**GIVEN EXERCISE**.
Scan the material for the word "программы", and copy each line where it shows up.

**TASK MATERIAL**.
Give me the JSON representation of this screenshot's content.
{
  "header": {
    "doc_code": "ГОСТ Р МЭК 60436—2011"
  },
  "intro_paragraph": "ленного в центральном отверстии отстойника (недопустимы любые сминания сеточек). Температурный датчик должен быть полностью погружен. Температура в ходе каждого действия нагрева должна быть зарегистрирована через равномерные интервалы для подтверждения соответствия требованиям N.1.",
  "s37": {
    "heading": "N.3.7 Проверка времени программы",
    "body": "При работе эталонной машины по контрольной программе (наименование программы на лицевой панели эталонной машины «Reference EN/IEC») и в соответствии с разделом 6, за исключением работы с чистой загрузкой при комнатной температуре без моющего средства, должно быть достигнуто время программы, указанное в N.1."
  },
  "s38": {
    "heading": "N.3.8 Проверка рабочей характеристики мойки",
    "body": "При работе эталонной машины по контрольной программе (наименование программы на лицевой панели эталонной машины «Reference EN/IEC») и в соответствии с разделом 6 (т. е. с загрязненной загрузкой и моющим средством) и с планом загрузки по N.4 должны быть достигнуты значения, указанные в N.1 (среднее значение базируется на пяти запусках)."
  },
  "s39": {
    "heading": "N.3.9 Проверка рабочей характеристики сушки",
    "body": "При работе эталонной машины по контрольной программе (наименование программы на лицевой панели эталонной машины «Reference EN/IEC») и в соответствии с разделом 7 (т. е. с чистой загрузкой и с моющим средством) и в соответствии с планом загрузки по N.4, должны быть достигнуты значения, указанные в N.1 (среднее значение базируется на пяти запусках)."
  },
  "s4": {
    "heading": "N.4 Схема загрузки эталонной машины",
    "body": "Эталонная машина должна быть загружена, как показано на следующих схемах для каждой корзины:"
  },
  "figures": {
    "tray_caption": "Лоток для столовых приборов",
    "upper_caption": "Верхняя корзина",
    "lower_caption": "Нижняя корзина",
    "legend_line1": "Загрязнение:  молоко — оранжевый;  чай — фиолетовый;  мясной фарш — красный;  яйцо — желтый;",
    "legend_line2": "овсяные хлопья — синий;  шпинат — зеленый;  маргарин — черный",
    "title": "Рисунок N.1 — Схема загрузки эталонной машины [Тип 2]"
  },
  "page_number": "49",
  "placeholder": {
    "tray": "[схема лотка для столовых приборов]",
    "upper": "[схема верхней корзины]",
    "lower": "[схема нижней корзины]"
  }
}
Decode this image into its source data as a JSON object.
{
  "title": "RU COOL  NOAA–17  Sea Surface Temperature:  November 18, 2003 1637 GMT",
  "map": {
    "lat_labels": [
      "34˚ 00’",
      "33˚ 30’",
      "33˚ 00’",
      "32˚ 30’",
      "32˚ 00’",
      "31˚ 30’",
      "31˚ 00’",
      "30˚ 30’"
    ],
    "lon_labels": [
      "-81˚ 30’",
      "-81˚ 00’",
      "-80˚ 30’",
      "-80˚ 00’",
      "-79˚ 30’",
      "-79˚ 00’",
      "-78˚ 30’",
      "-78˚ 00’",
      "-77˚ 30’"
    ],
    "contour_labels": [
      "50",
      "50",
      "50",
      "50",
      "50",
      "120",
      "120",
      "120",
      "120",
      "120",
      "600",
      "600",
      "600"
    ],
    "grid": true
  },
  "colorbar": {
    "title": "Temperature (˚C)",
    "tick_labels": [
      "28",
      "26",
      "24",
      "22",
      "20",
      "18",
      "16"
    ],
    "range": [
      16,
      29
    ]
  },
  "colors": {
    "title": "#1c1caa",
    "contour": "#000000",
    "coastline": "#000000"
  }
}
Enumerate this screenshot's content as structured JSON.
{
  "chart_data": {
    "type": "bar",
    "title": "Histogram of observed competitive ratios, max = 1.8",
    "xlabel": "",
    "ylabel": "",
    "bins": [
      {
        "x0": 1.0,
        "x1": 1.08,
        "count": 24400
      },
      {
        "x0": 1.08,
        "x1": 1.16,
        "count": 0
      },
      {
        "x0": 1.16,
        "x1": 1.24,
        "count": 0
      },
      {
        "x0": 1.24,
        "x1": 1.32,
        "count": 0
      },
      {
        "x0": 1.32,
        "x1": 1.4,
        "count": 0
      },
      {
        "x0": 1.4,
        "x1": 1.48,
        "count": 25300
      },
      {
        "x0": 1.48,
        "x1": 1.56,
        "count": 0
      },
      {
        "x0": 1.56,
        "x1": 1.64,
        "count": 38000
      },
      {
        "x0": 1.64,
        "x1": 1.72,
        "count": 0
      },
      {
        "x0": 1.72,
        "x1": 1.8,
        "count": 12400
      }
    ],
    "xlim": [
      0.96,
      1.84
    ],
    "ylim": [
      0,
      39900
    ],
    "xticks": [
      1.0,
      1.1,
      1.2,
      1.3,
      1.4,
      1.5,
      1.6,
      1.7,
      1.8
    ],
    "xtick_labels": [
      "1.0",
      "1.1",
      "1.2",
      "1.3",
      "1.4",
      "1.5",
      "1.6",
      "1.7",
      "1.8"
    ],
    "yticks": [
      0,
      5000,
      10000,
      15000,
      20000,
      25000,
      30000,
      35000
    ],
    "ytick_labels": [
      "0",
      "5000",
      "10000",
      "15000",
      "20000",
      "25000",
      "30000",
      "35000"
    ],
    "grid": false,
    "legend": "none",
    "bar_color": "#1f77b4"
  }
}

**THE COMPLETED TASK**.
    "heading": "N.3.7 Проверка времени программы",
    "body": "При работе эталонной машины по контрольной программе (наименование программы на лицевой панели эталонной машины «Reference EN/IEC») и в соответствии с разделом 6, за исключением работы с чистой загрузкой при комнатной температуре без моющего средства, должно быть достигнуто время программы, указанное в N.1."
    "body": "При работе эталонной машины по контрольной программе (наименование программы на лицевой панели эталонной машины «Reference EN/IEC») и в соответствии с разделом 6 (т. е. с загрязненной загрузкой и моющим средством) и с планом загрузки по N.4 должны быть достигнуты значения, указанные в N.1 (среднее значение базируется на пяти запусках)."
    "body": "При работе эталонной машины по контрольной программе (наименование программы на лицевой панели эталонной машины «Reference EN/IEC») и в соответствии с разделом 7 (т. е. с чистой загрузкой и с моющим средством) и в соответствии с планом загрузки по N.4, должны быть достигнуты значения, указанные в N.1 (среднее значение базируется на пяти запусках)."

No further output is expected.